Rewrite the listing from the line containing "report-subtitle: SPECTRALIS® Tracking" through the line containing "patient-divider (129, 236, 2067, 237)", replacing "Thickness" with "Depth" and leaving everything else unchanged.

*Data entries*
::::

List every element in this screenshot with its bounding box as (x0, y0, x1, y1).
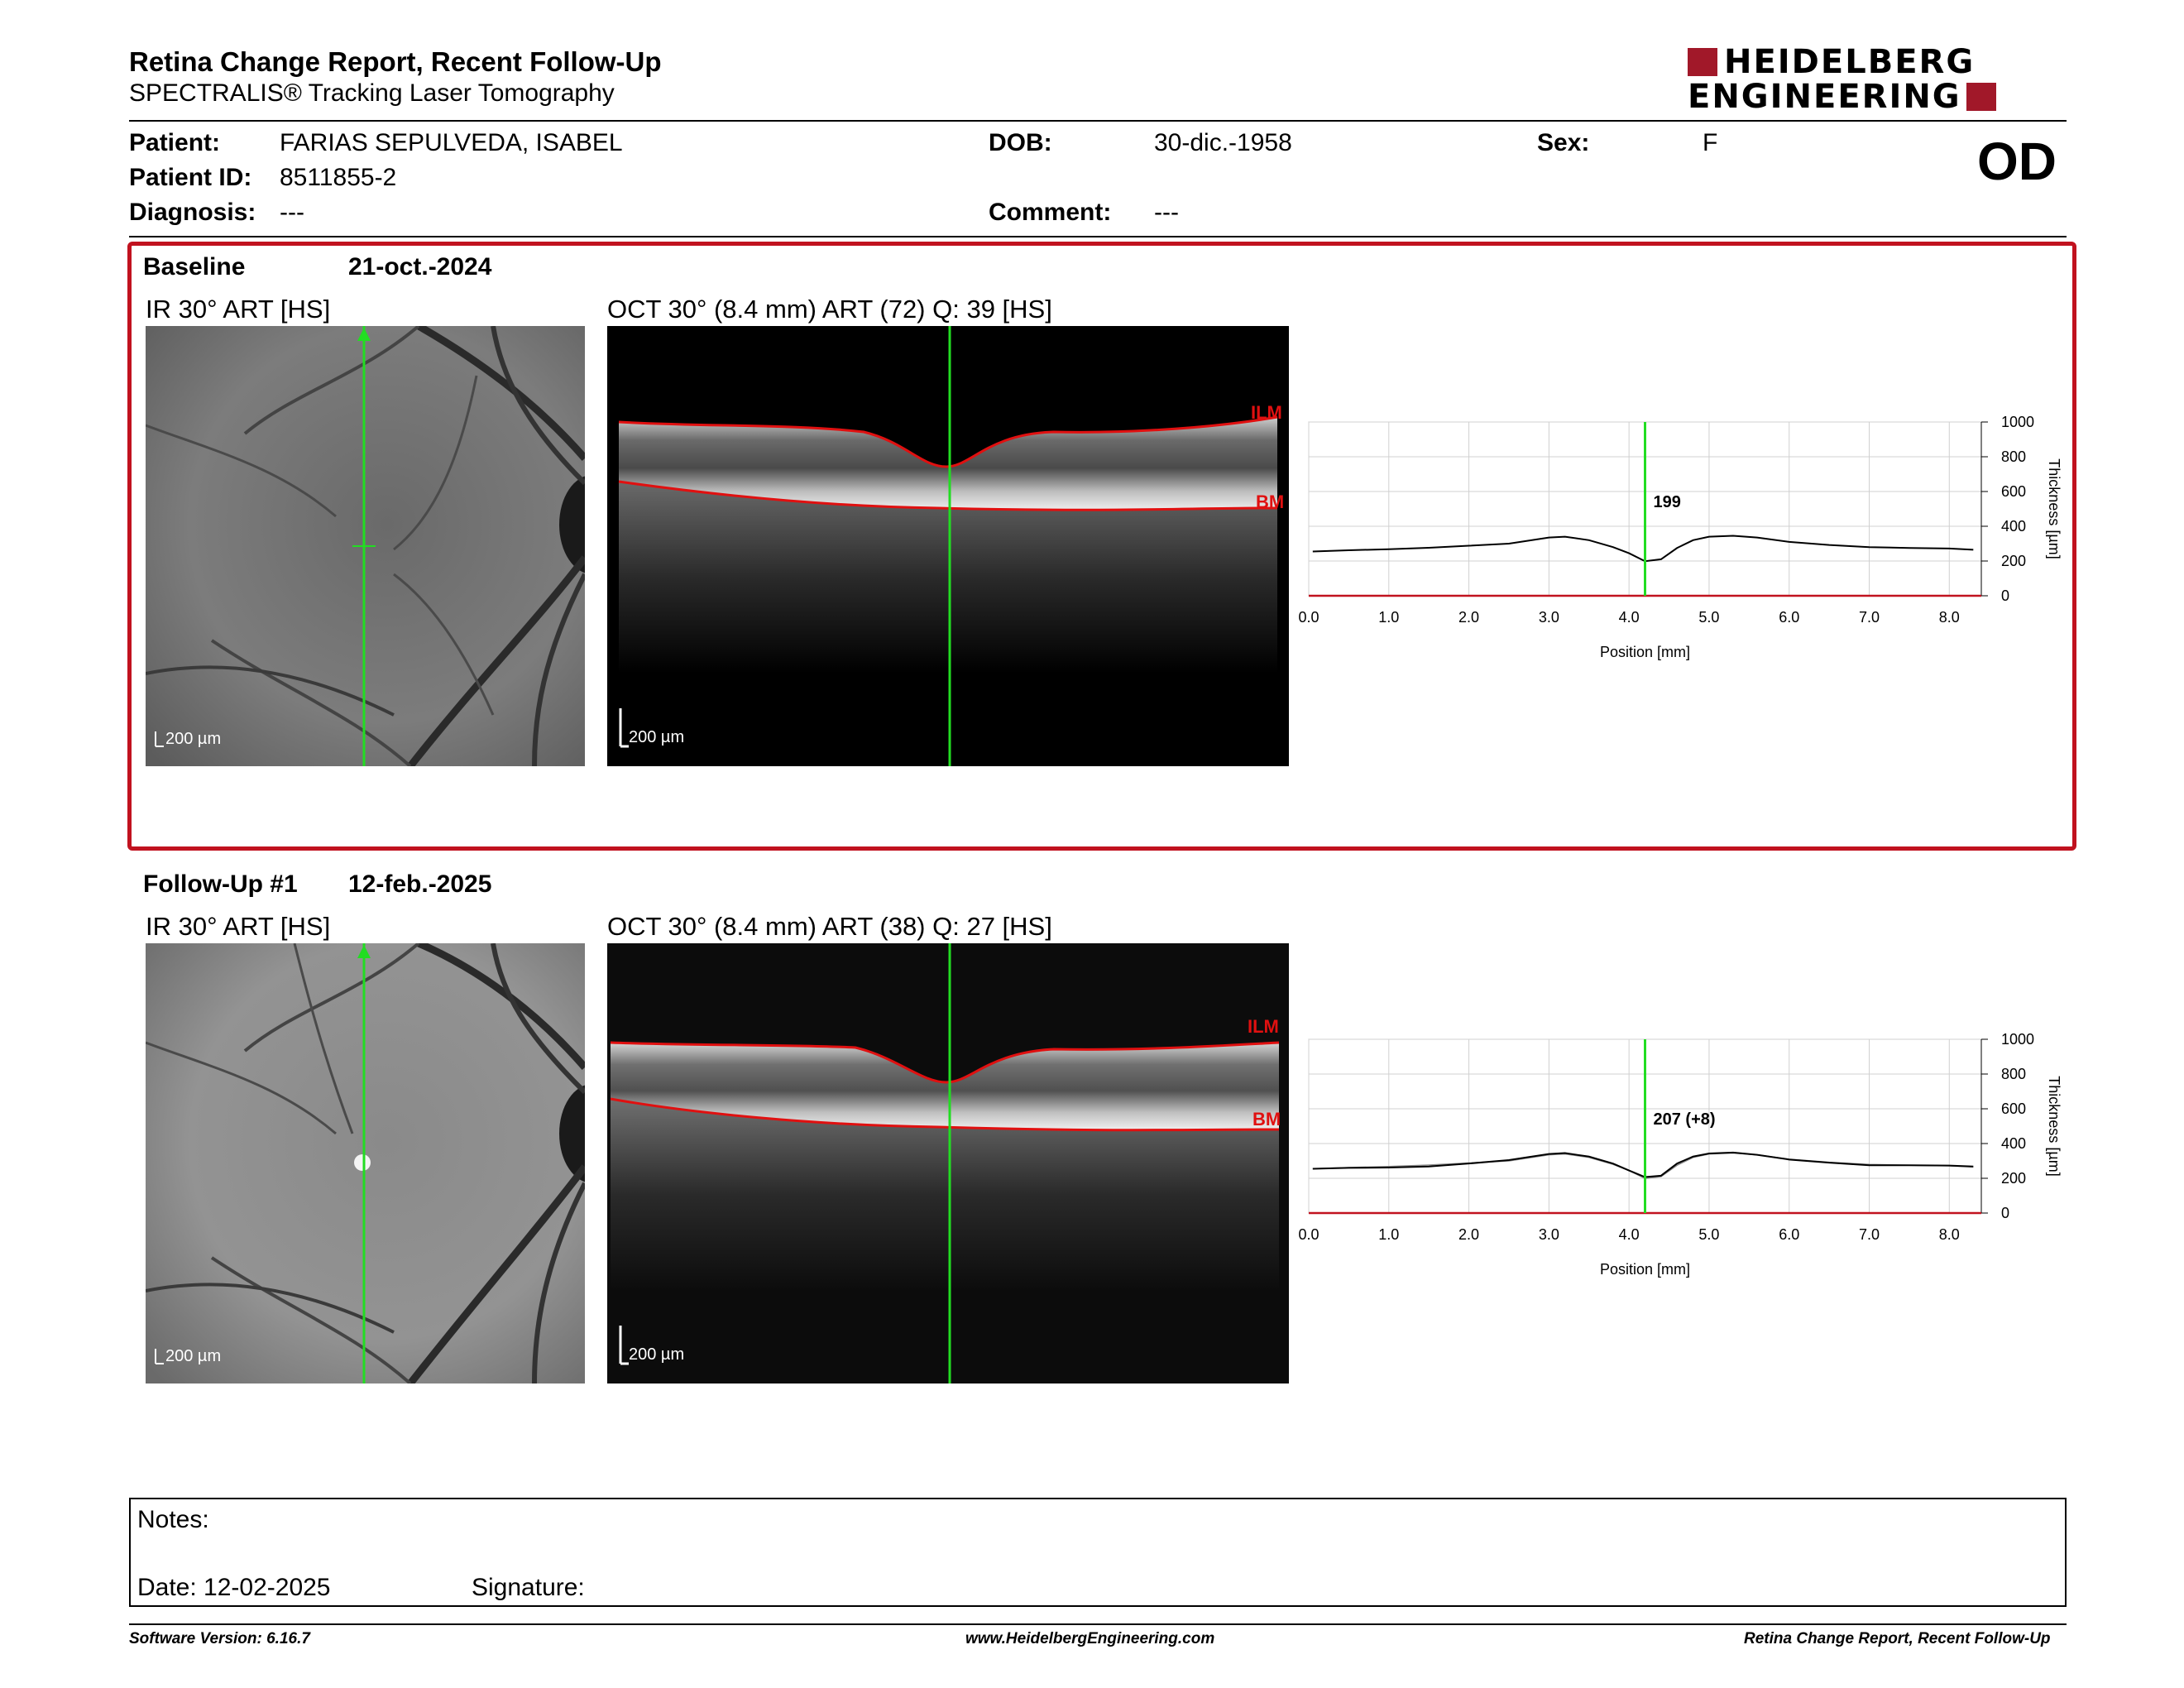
report-subtitle: SPECTRALIS® Tracking Laser Tomography (129, 79, 615, 107)
footer-report: Retina Change Report, Recent Follow-Up (1744, 1630, 2051, 1647)
x-tick-label: 5.0 (1698, 1226, 1719, 1243)
baseline-date: 21-oct.-2024 (348, 253, 492, 281)
y-axis-label: Thickness [µm] (2046, 1076, 2062, 1176)
notes-date: Date: 12-02-2025 (137, 1574, 331, 1601)
patient-divider (129, 236, 2067, 237)
thickness-series-line (1312, 535, 1974, 563)
x-tick-label: 3.0 (1539, 1226, 1559, 1243)
x-tick-label: 5.0 (1698, 609, 1719, 626)
baseline-oct-title: OCT 30° (8.4 mm) ART (72) Q: 39 [HS] (607, 295, 1052, 324)
baseline-ir-scale: 200 µm (165, 730, 222, 748)
cursor-value-label: 207 (+8) (1654, 1110, 1716, 1129)
baseline-bm-label: BM (1256, 492, 1285, 512)
patient-value: FARIAS SEPULVEDA, ISABEL (280, 129, 623, 156)
followup-name: Follow-Up #1 (143, 870, 298, 898)
x-tick-label: 0.0 (1299, 1226, 1320, 1243)
notes-label: Notes: (137, 1506, 209, 1533)
followup-thickness-chart: 0.0 1.0 2.0 3.0 4.0 5.0 6.0 7.0 8.0 1000 800 600 400… (1299, 1031, 2062, 1278)
y-tick-label: 800 (2001, 448, 2026, 465)
diagnosis-label: Diagnosis: (129, 199, 256, 226)
x-tick-label: 8.0 (1939, 609, 1960, 626)
baseline-name: Baseline (143, 253, 246, 281)
x-axis-label: Position [mm] (1600, 1261, 1690, 1278)
y-tick-label: 800 (2001, 1066, 2026, 1082)
notes-box[interactable]: Notes: Date: 12-02-2025 Signature: (129, 1498, 2067, 1607)
fundus-graphic (146, 943, 585, 1383)
patient-id-label: Patient ID: (129, 164, 252, 191)
followup-oct-title: OCT 30° (8.4 mm) ART (38) Q: 27 [HS] (607, 912, 1052, 941)
x-tick-label: 0.0 (1299, 609, 1320, 626)
y-tick-label: 400 (2001, 1135, 2026, 1152)
y-tick-label: 0 (2001, 587, 2009, 604)
footer-software: Software Version: 6.16.7 (129, 1630, 310, 1647)
logo-square-icon (1966, 83, 1996, 111)
report-title: Retina Change Report, Recent Follow-Up (129, 46, 662, 77)
followup-ir-scale: 200 µm (165, 1347, 222, 1365)
logo-square-icon (1688, 48, 1717, 76)
patient-label: Patient: (129, 129, 221, 156)
x-tick-label: 6.0 (1779, 1226, 1799, 1243)
dob-value: 30-dic.-1958 (1154, 129, 1292, 156)
x-tick-label: 6.0 (1779, 609, 1799, 626)
y-tick-label: 0 (2001, 1205, 2009, 1221)
x-tick-label: 3.0 (1539, 609, 1559, 626)
followup-ilm-label: ILM (1248, 1016, 1279, 1037)
followup-date: 12-feb.-2025 (348, 870, 492, 898)
comment-label: Comment: (989, 199, 1112, 226)
y-tick-label: 400 (2001, 518, 2026, 535)
followup-ir-title: IR 30° ART [HS] (146, 912, 331, 941)
x-tick-label: 7.0 (1859, 609, 1880, 626)
logo-line-1: HEIDELBERG (1724, 43, 1976, 81)
baseline-oct-scale: 200 µm (629, 728, 685, 746)
followup-oct-scale: 200 µm (629, 1345, 685, 1364)
x-tick-label: 4.0 (1619, 1226, 1640, 1243)
y-tick-label: 600 (2001, 483, 2026, 500)
sex-label: Sex: (1537, 129, 1590, 156)
footer-divider (129, 1623, 2067, 1625)
bscan-graphic (610, 943, 1280, 1383)
baseline-thickness-chart: 0.0 1.0 2.0 3.0 4.0 5.0 6.0 7.0 8.0 1000 800 600 400… (1299, 414, 2062, 660)
followup-ir-image[interactable]: 200 µm (146, 943, 585, 1383)
sex-value: F (1703, 129, 1718, 156)
comment-value: --- (1154, 199, 1179, 226)
x-tick-label: 2.0 (1458, 1226, 1479, 1243)
y-tick-label: 200 (2001, 553, 2026, 569)
logo-line-2: ENGINEERING (1688, 78, 1961, 116)
y-axis-label: Thickness [µm] (2046, 458, 2062, 559)
x-tick-label: 8.0 (1939, 1226, 1960, 1243)
heidelberg-logo: HEIDELBERG ENGINEERING (1688, 45, 2070, 114)
baseline-ir-image[interactable]: 200 µm (146, 326, 585, 766)
dob-label: DOB: (989, 129, 1052, 156)
y-tick-label: 600 (2001, 1101, 2026, 1117)
x-tick-label: 7.0 (1859, 1226, 1880, 1243)
diagnosis-value: --- (280, 199, 304, 226)
followup-bm-label: BM (1252, 1109, 1281, 1129)
eye-indicator: OD (1977, 132, 2057, 191)
y-tick-label: 1000 (2001, 1031, 2034, 1048)
baseline-ir-title: IR 30° ART [HS] (146, 295, 331, 324)
baseline-ilm-label: ILM (1251, 402, 1282, 423)
baseline-section (127, 242, 2076, 851)
x-axis-label: Position [mm] (1600, 644, 1690, 660)
y-tick-label: 200 (2001, 1170, 2026, 1187)
patient-id-value: 8511855-2 (280, 164, 397, 191)
cursor-value-label: 199 (1654, 493, 1681, 511)
x-tick-label: 2.0 (1458, 609, 1479, 626)
x-tick-label: 1.0 (1378, 609, 1399, 626)
x-tick-label: 1.0 (1378, 1226, 1399, 1243)
baseline-oct-image[interactable]: ILM BM 200 µm (607, 326, 1289, 766)
bscan-graphic (618, 326, 1278, 766)
fundus-graphic (146, 326, 585, 766)
x-tick-label: 4.0 (1619, 609, 1640, 626)
y-tick-label: 1000 (2001, 414, 2034, 430)
thickness-series-line (1312, 1151, 1974, 1178)
followup-oct-image[interactable]: ILM BM 200 µm (607, 943, 1289, 1383)
header-divider (129, 120, 2067, 122)
footer-website[interactable]: www.HeidelbergEngineering.com (965, 1630, 1215, 1647)
signature-label: Signature: (472, 1574, 585, 1601)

::::

*ANSWER*
report-subtitle: SPECTRALIS® Tracking Laser Tomography (129, 79, 615, 107)
footer-report: Retina Change Report, Recent Follow-Up (1744, 1630, 2051, 1647)
x-tick-label: 5.0 (1698, 1226, 1719, 1243)
baseline-date: 21-oct.-2024 (348, 253, 492, 281)
y-axis-label: Depth [µm] (2046, 1076, 2062, 1176)
notes-date: Date: 12-02-2025 (137, 1574, 331, 1601)
patient-divider (129, 236, 2067, 237)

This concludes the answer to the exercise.